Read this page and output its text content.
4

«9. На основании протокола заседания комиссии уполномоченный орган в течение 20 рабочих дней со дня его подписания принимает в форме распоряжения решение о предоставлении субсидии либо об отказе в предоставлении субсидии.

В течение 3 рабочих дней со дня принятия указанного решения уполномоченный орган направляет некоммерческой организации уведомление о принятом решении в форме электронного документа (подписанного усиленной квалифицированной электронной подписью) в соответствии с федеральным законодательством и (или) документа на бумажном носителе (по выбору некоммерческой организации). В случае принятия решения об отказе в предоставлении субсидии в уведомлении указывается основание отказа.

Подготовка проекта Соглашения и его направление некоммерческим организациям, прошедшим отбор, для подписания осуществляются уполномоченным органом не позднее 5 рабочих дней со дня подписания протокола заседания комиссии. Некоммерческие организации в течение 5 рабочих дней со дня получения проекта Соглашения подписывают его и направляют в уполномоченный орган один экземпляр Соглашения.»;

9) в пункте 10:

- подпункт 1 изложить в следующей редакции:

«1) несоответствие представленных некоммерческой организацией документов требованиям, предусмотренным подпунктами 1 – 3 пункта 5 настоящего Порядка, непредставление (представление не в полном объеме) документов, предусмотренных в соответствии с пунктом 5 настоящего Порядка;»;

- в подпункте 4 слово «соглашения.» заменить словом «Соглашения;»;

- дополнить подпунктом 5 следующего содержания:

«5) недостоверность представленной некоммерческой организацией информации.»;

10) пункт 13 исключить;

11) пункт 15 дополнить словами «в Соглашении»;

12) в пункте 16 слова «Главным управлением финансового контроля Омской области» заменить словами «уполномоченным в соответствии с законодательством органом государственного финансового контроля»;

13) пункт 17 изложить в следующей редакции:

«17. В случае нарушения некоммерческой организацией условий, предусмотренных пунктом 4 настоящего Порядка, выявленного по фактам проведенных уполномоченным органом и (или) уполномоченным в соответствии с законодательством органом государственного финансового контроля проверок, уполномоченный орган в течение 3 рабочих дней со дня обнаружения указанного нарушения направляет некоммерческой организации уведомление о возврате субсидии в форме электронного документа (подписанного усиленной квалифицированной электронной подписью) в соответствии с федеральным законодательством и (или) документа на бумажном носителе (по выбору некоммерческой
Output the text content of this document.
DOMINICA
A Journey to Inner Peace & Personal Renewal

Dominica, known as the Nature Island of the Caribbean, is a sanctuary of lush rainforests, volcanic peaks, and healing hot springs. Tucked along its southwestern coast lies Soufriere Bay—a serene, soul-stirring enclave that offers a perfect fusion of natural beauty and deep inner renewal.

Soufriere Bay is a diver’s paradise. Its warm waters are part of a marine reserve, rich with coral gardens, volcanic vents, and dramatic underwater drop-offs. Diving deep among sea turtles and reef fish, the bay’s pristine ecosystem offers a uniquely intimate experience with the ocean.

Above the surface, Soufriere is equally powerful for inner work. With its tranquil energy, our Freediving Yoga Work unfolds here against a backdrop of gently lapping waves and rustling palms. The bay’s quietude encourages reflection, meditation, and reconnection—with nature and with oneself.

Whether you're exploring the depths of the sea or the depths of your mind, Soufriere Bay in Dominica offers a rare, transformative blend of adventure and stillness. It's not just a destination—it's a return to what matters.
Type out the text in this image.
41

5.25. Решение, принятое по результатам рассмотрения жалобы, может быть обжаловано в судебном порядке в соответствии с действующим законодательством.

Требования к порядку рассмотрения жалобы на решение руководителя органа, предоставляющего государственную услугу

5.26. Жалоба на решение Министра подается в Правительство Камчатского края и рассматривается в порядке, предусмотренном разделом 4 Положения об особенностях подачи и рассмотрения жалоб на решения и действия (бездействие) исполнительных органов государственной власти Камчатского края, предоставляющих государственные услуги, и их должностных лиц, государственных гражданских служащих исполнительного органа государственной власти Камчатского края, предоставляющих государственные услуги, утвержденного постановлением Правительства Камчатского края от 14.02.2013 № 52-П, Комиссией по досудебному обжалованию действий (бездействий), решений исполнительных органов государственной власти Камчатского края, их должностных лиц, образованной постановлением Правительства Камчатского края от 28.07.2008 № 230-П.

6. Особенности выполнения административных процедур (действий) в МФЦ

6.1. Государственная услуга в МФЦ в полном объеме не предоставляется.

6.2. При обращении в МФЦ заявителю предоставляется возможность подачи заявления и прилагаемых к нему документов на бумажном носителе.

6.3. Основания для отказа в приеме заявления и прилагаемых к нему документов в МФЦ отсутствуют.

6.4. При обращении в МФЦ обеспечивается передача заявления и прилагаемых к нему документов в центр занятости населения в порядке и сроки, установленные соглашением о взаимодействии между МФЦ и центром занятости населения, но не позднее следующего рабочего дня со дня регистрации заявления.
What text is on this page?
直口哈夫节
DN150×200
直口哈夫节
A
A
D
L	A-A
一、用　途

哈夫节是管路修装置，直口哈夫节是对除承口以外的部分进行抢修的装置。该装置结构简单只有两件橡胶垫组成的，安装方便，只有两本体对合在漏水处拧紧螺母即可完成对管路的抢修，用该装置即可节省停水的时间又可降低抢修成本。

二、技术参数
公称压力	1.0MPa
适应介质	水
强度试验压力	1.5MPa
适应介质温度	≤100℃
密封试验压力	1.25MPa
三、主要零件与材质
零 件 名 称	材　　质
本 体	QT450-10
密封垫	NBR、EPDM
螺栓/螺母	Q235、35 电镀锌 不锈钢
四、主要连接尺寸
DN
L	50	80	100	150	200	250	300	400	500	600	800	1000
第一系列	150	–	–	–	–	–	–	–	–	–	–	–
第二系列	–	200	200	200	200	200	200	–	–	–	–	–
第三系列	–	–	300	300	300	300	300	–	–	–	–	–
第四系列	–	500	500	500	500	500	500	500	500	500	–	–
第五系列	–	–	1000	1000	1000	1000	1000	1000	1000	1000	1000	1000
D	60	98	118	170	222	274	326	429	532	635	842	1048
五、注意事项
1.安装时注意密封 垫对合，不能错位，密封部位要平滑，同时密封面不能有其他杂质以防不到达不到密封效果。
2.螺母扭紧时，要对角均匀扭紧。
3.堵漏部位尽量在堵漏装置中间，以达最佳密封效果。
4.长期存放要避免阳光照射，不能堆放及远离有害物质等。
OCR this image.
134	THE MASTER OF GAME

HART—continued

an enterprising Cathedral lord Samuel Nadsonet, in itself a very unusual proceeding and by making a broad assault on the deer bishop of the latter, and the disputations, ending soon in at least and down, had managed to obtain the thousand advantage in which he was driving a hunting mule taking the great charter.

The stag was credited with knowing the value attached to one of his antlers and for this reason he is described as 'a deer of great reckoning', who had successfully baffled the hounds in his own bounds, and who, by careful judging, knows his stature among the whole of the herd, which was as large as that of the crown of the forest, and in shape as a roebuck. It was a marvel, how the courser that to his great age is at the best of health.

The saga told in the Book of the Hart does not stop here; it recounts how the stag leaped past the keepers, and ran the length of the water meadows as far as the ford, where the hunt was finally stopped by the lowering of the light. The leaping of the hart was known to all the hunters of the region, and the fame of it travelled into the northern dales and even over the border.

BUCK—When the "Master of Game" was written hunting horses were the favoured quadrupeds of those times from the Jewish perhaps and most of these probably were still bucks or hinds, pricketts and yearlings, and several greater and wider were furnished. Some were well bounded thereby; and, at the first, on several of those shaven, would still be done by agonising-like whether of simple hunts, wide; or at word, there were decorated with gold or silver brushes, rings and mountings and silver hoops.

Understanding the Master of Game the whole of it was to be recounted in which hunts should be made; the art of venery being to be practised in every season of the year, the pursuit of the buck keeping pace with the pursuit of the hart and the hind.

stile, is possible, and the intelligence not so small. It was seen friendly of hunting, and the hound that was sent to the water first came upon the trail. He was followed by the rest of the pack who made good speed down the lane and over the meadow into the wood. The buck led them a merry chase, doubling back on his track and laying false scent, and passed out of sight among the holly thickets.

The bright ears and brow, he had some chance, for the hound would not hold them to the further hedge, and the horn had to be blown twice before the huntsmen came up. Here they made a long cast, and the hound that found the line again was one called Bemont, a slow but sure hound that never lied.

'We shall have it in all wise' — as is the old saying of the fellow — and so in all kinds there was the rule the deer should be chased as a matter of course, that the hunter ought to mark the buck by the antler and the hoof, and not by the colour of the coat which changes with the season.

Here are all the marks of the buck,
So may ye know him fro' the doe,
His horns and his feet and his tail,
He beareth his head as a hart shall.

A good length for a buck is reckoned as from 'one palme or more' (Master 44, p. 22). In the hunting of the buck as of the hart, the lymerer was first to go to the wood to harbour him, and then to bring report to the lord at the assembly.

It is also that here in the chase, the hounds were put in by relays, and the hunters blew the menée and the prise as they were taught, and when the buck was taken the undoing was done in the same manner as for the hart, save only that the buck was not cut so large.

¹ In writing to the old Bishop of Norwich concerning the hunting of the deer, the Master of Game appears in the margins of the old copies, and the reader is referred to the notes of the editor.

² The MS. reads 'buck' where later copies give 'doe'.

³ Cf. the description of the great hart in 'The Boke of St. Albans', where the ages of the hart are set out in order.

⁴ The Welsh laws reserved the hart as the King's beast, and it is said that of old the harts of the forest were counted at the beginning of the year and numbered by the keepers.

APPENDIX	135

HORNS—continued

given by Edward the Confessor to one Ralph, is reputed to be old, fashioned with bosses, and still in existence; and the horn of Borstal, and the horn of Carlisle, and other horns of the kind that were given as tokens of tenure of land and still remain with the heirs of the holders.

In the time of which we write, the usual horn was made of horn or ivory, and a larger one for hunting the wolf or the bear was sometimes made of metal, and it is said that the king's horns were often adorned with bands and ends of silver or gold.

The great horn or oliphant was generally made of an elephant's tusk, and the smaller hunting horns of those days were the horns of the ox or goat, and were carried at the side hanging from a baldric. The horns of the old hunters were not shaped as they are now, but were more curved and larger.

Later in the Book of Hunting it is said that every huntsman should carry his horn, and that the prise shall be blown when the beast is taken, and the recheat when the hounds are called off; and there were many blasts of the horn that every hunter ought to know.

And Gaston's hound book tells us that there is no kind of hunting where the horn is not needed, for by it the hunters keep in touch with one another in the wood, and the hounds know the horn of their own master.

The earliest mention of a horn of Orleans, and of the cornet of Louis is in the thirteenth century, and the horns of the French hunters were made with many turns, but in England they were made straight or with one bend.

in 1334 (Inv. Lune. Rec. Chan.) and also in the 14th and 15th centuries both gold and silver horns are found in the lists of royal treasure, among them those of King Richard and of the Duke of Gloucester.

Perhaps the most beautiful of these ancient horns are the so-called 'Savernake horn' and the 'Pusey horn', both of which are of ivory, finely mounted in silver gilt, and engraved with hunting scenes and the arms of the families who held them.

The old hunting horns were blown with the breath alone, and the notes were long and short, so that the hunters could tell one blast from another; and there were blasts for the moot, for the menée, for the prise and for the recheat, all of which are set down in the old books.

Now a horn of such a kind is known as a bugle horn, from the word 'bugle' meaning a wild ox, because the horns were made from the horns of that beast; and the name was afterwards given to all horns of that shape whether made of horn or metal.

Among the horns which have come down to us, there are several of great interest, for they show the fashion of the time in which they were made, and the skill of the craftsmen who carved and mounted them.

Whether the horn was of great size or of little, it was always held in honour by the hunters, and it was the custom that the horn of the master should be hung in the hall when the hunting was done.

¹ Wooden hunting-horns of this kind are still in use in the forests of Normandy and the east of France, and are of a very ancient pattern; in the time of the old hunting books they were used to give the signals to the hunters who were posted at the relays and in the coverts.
§ §
▸ **AIM**
Using the listing, copy every line where the word "государственного" shows up.

▸ **OUTPUT BELOW**
12) в пункте 16 слова «Главным управлением финансового контроля Омской области» заменить словами «уполномоченным в соответствии с законодательством органом государственного финансового контроля»;
«17. В случае нарушения некоммерческой организацией условий, предусмотренных пунктом 4 настоящего Порядка, выявленного по фактам проведенных уполномоченным органом и (или) уполномоченным в соответствии с законодательством органом государственного финансового контроля проверок, уполномоченный орган в течение 3 рабочих дней со дня обнаружения указанного нарушения направляет некоммерческой организации уведомление о возврате субсидии в форме электронного документа (подписанного усиленной квалифицированной электронной подписью) в соответствии с федеральным законодательством и (или) документа на бумажном носителе (по выбору некоммерческой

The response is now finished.